Set problem »
Print the entries below in their entirety, exactly as they are written.
══════════════════════════════
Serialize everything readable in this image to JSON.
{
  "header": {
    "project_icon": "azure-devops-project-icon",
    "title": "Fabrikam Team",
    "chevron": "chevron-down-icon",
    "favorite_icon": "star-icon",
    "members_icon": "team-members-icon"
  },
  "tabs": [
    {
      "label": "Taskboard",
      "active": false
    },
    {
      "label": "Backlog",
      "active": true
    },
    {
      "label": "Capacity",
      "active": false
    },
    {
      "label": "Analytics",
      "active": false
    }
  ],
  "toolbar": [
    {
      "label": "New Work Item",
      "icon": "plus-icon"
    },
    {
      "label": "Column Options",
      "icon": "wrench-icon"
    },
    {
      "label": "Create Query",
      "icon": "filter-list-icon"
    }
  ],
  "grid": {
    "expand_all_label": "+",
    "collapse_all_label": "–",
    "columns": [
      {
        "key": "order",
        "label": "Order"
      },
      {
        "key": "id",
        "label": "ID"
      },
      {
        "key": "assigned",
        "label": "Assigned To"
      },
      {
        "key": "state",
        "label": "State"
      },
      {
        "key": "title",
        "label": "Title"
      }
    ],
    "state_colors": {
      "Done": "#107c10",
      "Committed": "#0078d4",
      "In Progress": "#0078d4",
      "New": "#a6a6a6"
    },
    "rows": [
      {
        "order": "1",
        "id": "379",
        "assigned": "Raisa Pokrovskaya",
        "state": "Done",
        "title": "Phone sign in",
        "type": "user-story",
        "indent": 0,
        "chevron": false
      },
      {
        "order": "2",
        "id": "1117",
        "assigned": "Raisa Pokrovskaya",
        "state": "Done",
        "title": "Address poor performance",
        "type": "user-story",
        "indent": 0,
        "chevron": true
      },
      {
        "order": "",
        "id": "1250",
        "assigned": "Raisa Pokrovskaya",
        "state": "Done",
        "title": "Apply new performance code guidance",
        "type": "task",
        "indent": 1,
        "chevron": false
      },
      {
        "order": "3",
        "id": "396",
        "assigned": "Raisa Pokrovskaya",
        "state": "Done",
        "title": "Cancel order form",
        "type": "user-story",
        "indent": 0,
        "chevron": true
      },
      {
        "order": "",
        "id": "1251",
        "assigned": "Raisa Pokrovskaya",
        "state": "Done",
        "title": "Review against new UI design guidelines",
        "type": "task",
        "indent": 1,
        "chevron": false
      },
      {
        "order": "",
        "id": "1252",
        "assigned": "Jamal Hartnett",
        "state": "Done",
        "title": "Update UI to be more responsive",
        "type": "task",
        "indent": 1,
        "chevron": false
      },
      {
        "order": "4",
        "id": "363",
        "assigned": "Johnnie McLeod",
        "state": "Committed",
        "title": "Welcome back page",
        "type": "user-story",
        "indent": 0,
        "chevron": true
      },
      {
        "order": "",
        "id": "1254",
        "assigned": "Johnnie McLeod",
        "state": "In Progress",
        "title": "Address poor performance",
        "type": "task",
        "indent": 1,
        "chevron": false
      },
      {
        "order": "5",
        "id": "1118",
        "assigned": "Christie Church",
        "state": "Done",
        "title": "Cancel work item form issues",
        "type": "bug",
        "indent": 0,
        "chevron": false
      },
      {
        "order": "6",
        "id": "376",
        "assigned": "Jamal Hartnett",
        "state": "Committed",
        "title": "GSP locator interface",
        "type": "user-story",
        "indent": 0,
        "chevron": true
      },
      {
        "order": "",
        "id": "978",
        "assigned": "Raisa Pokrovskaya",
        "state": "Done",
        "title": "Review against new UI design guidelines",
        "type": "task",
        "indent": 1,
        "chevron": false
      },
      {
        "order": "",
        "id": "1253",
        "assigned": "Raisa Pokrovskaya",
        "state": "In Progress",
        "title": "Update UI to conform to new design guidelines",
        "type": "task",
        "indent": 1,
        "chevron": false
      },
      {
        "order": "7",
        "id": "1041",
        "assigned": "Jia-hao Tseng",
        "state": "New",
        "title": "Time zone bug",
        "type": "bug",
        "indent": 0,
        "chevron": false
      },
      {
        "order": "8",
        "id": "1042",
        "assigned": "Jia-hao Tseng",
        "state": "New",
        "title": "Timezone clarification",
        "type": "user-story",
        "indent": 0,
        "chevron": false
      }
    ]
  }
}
══════════════════════════════
Completed exercise »
Serialize everything readable in this image to JSON.
{
  "header": {
    "project_icon": "azure-devops-project-icon",
    "title": "Fabrikam Team",
    "chevron": "chevron-down-icon",
    "favorite_icon": "star-icon",
    "members_icon": "team-members-icon"
  },
  "tabs": [
    {
      "label": "Taskboard",
      "active": false
    },
    {
      "label": "Backlog",
      "active": true
    },
    {
      "label": "Capacity",
      "active": false
    },
    {
      "label": "Analytics",
      "active": false
    }
  ],
  "toolbar": [
    {
      "label": "New Work Item",
      "icon": "plus-icon"
    },
    {
      "label": "Column Options",
      "icon": "wrench-icon"
    },
    {
      "label": "Create Query",
      "icon": "filter-list-icon"
    }
  ],
  "grid": {
    "expand_all_label": "+",
    "collapse_all_label": "–",
    "columns": [
      {
        "key": "order",
        "label": "Order"
      },
      {
        "key": "id",
        "label": "ID"
      },
      {
        "key": "assigned",
        "label": "Assigned To"
      },
      {
        "key": "state",
        "label": "State"
      },
      {
        "key": "title",
        "label": "Title"
      }
    ],
    "state_colors": {
      "Done": "#107c10",
      "Committed": "#0078d4",
      "In Progress": "#0078d4",
      "New": "#a6a6a6"
    },
    "rows": [
      {
        "order": "1",
        "id": "379",
        "assigned": "Raisa Pokrovskaya",
        "state": "Done",
        "title": "Phone sign in",
        "type": "user-story",
        "indent": 0,
        "chevron": false
      },
      {
        "order": "2",
        "id": "1117",
        "assigned": "Raisa Pokrovskaya",
        "state": "Done",
        "title": "Address poor performance",
        "type": "user-story",
        "indent": 0,
        "chevron": true
      },
      {
        "order": "",
        "id": "1250",
        "assigned": "Raisa Pokrovskaya",
        "state": "Done",
        "title": "Apply new performance code guidance",
        "type": "task",
        "indent": 1,
        "chevron": false
      },
      {
        "order": "3",
        "id": "396",
        "assigned": "Raisa Pokrovskaya",
        "state": "Done",
        "title": "Cancel order form",
        "type": "user-story",
        "indent": 0,
        "chevron": true
      },
      {
        "order": "",
        "id": "1251",
        "assigned": "Raisa Pokrovskaya",
        "state": "Done",
        "title": "Review against new UI design guidelines",
        "type": "task",
        "indent": 1,
        "chevron": false
      },
      {
        "order": "",
        "id": "1252",
        "assigned": "Jamal Hartnett",
        "state": "Done",
        "title": "Update UI to be more responsive",
        "type": "task",
        "indent": 1,
        "chevron": false
      },
      {
        "order": "4",
        "id": "363",
        "assigned": "Johnnie McLeod",
        "state": "Committed",
        "title": "Welcome back page",
        "type": "user-story",
        "indent": 0,
        "chevron": true
      },
      {
        "order": "",
        "id": "1254",
        "assigned": "Johnnie McLeod",
        "state": "In Progress",
        "title": "Address poor performance",
        "type": "task",
        "indent": 1,
        "chevron": false
      },
      {
        "order": "5",
        "id": "1118",
        "assigned": "Christie Church",
        "state": "Done",
        "title": "Cancel work item form issues",
        "type": "bug",
        "indent": 0,
        "chevron": false
      },
      {
        "order": "6",
        "id": "376",
        "assigned": "Jamal Hartnett",
        "state": "Committed",
        "title": "GSP locator interface",
        "type": "user-story",
        "indent": 0,
        "chevron": true
      },
      {
        "order": "",
        "id": "978",
        "assigned": "Raisa Pokrovskaya",
        "state": "Done",
        "title": "Review against new UI design guidelines",
        "type": "task",
        "indent": 1,
        "chevron": false
      },
      {
        "order": "",
        "id": "1253",
        "assigned": "Raisa Pokrovskaya",
        "state": "In Progress",
        "title": "Update UI to conform to new design guidelines",
        "type": "task",
        "indent": 1,
        "chevron": false
      },
      {
        "order": "7",
        "id": "1041",
        "assigned": "Jia-hao Tseng",
        "state": "New",
        "title": "Time zone bug",
        "type": "bug",
        "indent": 0,
        "chevron": false
      },
      {
        "order": "8",
        "id": "1042",
        "assigned": "Jia-hao Tseng",
        "state": "New",
        "title": "Timezone clarification",
        "type": "user-story",
        "indent": 0,
        "chevron": false
      }
    ]
  }
}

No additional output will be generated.